**WRITTEN INSTRUCTION:** Would you retype all of these records exactly?

Dataset entries

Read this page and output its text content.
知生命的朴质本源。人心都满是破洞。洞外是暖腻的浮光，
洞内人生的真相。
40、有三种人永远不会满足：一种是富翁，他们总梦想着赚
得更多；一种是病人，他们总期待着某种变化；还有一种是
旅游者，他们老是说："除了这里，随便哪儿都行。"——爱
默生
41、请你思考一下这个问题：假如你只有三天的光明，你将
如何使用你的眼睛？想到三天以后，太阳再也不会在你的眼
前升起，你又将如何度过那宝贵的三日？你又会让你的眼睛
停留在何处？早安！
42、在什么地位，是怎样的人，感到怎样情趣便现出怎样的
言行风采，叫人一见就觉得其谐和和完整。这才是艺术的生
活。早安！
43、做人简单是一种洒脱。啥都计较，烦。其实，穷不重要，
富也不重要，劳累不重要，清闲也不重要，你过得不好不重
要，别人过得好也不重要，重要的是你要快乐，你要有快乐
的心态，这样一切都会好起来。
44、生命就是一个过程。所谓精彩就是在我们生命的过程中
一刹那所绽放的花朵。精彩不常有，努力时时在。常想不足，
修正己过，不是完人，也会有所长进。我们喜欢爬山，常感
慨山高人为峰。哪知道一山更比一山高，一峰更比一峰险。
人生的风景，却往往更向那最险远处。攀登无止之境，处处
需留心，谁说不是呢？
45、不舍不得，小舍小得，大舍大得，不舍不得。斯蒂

**TASK RESPONSE:**
Read this page and output its text content.
知生命的朴质本源。人心都满是破洞。洞外是暖腻的浮光，
洞内人生的真相。
40、有三种人永远不会满足：一种是富翁，他们总梦想着赚
得更多；一种是病人，他们总期待着某种变化；还有一种是
旅游者，他们老是说："除了这里，随便哪儿都行。"——爱
默生
41、请你思考一下这个问题：假如你只有三天的光明，你将
如何使用你的眼睛？想到三天以后，太阳再也不会在你的眼
前升起，你又将如何度过那宝贵的三日？你又会让你的眼睛
停留在何处？早安！
42、在什么地位，是怎样的人，感到怎样情趣便现出怎样的
言行风采，叫人一见就觉得其谐和和完整。这才是艺术的生
活。早安！
43、做人简单是一种洒脱。啥都计较，烦。其实，穷不重要，
富也不重要，劳累不重要，清闲也不重要，你过得不好不重
要，别人过得好也不重要，重要的是你要快乐，你要有快乐
的心态，这样一切都会好起来。
44、生命就是一个过程。所谓精彩就是在我们生命的过程中
一刹那所绽放的花朵。精彩不常有，努力时时在。常想不足，
修正己过，不是完人，也会有所长进。我们喜欢爬山，常感
慨山高人为峰。哪知道一山更比一山高，一峰更比一峰险。
人生的风景，却往往更向那最险远处。攀登无止之境，处处
需留心，谁说不是呢？
45、不舍不得，小舍小得，大舍大得，不舍不得。斯蒂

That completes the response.